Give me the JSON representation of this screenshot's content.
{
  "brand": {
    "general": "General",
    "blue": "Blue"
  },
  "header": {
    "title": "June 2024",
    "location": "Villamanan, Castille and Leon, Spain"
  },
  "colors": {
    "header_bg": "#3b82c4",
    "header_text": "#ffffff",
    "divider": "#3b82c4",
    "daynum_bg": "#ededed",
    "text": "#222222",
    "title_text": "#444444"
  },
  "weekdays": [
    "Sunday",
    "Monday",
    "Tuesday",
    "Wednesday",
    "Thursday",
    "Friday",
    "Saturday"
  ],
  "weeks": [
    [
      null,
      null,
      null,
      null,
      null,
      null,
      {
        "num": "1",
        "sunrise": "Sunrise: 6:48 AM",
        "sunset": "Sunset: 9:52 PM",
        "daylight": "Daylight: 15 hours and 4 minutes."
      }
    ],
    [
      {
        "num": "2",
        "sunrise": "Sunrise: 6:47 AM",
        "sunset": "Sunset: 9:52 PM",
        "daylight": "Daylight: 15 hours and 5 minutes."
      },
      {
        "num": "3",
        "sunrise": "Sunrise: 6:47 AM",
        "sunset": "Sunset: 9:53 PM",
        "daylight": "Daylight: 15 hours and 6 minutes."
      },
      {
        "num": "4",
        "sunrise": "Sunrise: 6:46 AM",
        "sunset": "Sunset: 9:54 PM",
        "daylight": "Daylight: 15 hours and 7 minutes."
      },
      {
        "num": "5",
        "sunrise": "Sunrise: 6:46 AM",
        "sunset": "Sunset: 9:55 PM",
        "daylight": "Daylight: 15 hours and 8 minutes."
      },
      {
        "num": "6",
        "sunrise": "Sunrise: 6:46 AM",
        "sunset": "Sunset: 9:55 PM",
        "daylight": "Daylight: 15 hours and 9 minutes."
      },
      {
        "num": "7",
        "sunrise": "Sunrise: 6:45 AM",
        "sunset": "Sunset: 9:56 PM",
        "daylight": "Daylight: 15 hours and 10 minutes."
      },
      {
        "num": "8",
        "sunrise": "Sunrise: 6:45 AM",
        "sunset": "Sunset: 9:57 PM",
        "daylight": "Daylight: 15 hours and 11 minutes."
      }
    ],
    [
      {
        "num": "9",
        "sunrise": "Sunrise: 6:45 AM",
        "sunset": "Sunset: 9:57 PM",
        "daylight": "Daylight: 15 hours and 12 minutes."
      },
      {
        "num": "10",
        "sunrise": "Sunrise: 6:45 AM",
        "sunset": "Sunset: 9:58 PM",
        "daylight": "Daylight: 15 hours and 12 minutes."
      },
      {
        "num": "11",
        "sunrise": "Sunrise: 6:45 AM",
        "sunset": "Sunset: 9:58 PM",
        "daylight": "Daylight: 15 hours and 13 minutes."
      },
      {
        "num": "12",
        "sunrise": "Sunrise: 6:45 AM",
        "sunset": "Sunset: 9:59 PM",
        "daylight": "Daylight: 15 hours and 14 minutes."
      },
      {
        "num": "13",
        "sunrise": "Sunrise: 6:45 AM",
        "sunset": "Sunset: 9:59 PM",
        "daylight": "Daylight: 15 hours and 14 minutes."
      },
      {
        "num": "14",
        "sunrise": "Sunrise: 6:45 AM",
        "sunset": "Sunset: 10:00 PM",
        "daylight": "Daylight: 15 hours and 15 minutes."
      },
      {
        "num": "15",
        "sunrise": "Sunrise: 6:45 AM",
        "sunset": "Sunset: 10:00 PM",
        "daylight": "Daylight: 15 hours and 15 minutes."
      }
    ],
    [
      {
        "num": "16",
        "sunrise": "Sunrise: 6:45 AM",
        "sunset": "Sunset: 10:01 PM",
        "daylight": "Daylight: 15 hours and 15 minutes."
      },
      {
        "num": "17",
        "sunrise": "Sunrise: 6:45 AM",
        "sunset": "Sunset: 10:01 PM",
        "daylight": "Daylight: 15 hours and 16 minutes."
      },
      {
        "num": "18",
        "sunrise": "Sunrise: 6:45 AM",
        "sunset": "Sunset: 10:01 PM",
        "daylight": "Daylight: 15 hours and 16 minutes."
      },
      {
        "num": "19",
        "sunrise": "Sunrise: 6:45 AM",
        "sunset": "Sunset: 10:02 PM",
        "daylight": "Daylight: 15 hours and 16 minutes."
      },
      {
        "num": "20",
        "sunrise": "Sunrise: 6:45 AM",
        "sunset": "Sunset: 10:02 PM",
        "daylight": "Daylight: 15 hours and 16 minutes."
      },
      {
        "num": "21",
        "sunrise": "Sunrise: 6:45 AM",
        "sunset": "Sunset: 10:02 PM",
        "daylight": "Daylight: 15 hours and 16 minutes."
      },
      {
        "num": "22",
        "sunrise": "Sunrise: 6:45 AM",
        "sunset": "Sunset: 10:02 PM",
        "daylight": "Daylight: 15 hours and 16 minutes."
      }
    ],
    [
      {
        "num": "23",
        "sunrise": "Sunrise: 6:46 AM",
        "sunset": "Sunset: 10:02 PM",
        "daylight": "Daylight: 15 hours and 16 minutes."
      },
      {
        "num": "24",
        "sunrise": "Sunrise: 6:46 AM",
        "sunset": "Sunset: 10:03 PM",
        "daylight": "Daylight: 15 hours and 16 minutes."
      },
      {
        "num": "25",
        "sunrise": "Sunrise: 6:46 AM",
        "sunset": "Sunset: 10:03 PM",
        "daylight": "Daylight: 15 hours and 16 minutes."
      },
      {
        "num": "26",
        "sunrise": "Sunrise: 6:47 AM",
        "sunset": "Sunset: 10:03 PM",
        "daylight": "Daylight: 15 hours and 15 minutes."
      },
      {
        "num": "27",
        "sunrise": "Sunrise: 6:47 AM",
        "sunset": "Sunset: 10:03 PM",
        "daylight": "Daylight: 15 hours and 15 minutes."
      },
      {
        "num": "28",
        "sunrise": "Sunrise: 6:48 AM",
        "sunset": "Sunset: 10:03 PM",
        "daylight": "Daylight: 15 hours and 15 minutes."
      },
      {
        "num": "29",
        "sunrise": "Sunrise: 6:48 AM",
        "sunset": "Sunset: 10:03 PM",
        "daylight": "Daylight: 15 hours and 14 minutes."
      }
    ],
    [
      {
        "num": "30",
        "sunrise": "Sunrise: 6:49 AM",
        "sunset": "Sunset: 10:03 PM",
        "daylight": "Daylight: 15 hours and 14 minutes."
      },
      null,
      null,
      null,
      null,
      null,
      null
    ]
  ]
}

> **Exercise directions**:
Produce an exact copy of every entry above.

> **Result of this task**:
Give me the JSON representation of this screenshot's content.
{
  "brand": {
    "general": "General",
    "blue": "Blue"
  },
  "header": {
    "title": "June 2024",
    "location": "Villamanan, Castille and Leon, Spain"
  },
  "colors": {
    "header_bg": "#3b82c4",
    "header_text": "#ffffff",
    "divider": "#3b82c4",
    "daynum_bg": "#ededed",
    "text": "#222222",
    "title_text": "#444444"
  },
  "weekdays": [
    "Sunday",
    "Monday",
    "Tuesday",
    "Wednesday",
    "Thursday",
    "Friday",
    "Saturday"
  ],
  "weeks": [
    [
      null,
      null,
      null,
      null,
      null,
      null,
      {
        "num": "1",
        "sunrise": "Sunrise: 6:48 AM",
        "sunset": "Sunset: 9:52 PM",
        "daylight": "Daylight: 15 hours and 4 minutes."
      }
    ],
    [
      {
        "num": "2",
        "sunrise": "Sunrise: 6:47 AM",
        "sunset": "Sunset: 9:52 PM",
        "daylight": "Daylight: 15 hours and 5 minutes."
      },
      {
        "num": "3",
        "sunrise": "Sunrise: 6:47 AM",
        "sunset": "Sunset: 9:53 PM",
        "daylight": "Daylight: 15 hours and 6 minutes."
      },
      {
        "num": "4",
        "sunrise": "Sunrise: 6:46 AM",
        "sunset": "Sunset: 9:54 PM",
        "daylight": "Daylight: 15 hours and 7 minutes."
      },
      {
        "num": "5",
        "sunrise": "Sunrise: 6:46 AM",
        "sunset": "Sunset: 9:55 PM",
        "daylight": "Daylight: 15 hours and 8 minutes."
      },
      {
        "num": "6",
        "sunrise": "Sunrise: 6:46 AM",
        "sunset": "Sunset: 9:55 PM",
        "daylight": "Daylight: 15 hours and 9 minutes."
      },
      {
        "num": "7",
        "sunrise": "Sunrise: 6:45 AM",
        "sunset": "Sunset: 9:56 PM",
        "daylight": "Daylight: 15 hours and 10 minutes."
      },
      {
        "num": "8",
        "sunrise": "Sunrise: 6:45 AM",
        "sunset": "Sunset: 9:57 PM",
        "daylight": "Daylight: 15 hours and 11 minutes."
      }
    ],
    [
      {
        "num": "9",
        "sunrise": "Sunrise: 6:45 AM",
        "sunset": "Sunset: 9:57 PM",
        "daylight": "Daylight: 15 hours and 12 minutes."
      },
      {
        "num": "10",
        "sunrise": "Sunrise: 6:45 AM",
        "sunset": "Sunset: 9:58 PM",
        "daylight": "Daylight: 15 hours and 12 minutes."
      },
      {
        "num": "11",
        "sunrise": "Sunrise: 6:45 AM",
        "sunset": "Sunset: 9:58 PM",
        "daylight": "Daylight: 15 hours and 13 minutes."
      },
      {
        "num": "12",
        "sunrise": "Sunrise: 6:45 AM",
        "sunset": "Sunset: 9:59 PM",
        "daylight": "Daylight: 15 hours and 14 minutes."
      },
      {
        "num": "13",
        "sunrise": "Sunrise: 6:45 AM",
        "sunset": "Sunset: 9:59 PM",
        "daylight": "Daylight: 15 hours and 14 minutes."
      },
      {
        "num": "14",
        "sunrise": "Sunrise: 6:45 AM",
        "sunset": "Sunset: 10:00 PM",
        "daylight": "Daylight: 15 hours and 15 minutes."
      },
      {
        "num": "15",
        "sunrise": "Sunrise: 6:45 AM",
        "sunset": "Sunset: 10:00 PM",
        "daylight": "Daylight: 15 hours and 15 minutes."
      }
    ],
    [
      {
        "num": "16",
        "sunrise": "Sunrise: 6:45 AM",
        "sunset": "Sunset: 10:01 PM",
        "daylight": "Daylight: 15 hours and 15 minutes."
      },
      {
        "num": "17",
        "sunrise": "Sunrise: 6:45 AM",
        "sunset": "Sunset: 10:01 PM",
        "daylight": "Daylight: 15 hours and 16 minutes."
      },
      {
        "num": "18",
        "sunrise": "Sunrise: 6:45 AM",
        "sunset": "Sunset: 10:01 PM",
        "daylight": "Daylight: 15 hours and 16 minutes."
      },
      {
        "num": "19",
        "sunrise": "Sunrise: 6:45 AM",
        "sunset": "Sunset: 10:02 PM",
        "daylight": "Daylight: 15 hours and 16 minutes."
      },
      {
        "num": "20",
        "sunrise": "Sunrise: 6:45 AM",
        "sunset": "Sunset: 10:02 PM",
        "daylight": "Daylight: 15 hours and 16 minutes."
      },
      {
        "num": "21",
        "sunrise": "Sunrise: 6:45 AM",
        "sunset": "Sunset: 10:02 PM",
        "daylight": "Daylight: 15 hours and 16 minutes."
      },
      {
        "num": "22",
        "sunrise": "Sunrise: 6:45 AM",
        "sunset": "Sunset: 10:02 PM",
        "daylight": "Daylight: 15 hours and 16 minutes."
      }
    ],
    [
      {
        "num": "23",
        "sunrise": "Sunrise: 6:46 AM",
        "sunset": "Sunset: 10:02 PM",
        "daylight": "Daylight: 15 hours and 16 minutes."
      },
      {
        "num": "24",
        "sunrise": "Sunrise: 6:46 AM",
        "sunset": "Sunset: 10:03 PM",
        "daylight": "Daylight: 15 hours and 16 minutes."
      },
      {
        "num": "25",
        "sunrise": "Sunrise: 6:46 AM",
        "sunset": "Sunset: 10:03 PM",
        "daylight": "Daylight: 15 hours and 16 minutes."
      },
      {
        "num": "26",
        "sunrise": "Sunrise: 6:47 AM",
        "sunset": "Sunset: 10:03 PM",
        "daylight": "Daylight: 15 hours and 15 minutes."
      },
      {
        "num": "27",
        "sunrise": "Sunrise: 6:47 AM",
        "sunset": "Sunset: 10:03 PM",
        "daylight": "Daylight: 15 hours and 15 minutes."
      },
      {
        "num": "28",
        "sunrise": "Sunrise: 6:48 AM",
        "sunset": "Sunset: 10:03 PM",
        "daylight": "Daylight: 15 hours and 15 minutes."
      },
      {
        "num": "29",
        "sunrise": "Sunrise: 6:48 AM",
        "sunset": "Sunset: 10:03 PM",
        "daylight": "Daylight: 15 hours and 14 minutes."
      }
    ],
    [
      {
        "num": "30",
        "sunrise": "Sunrise: 6:49 AM",
        "sunset": "Sunset: 10:03 PM",
        "daylight": "Daylight: 15 hours and 14 minutes."
      },
      null,
      null,
      null,
      null,
      null,
      null
    ]
  ]
}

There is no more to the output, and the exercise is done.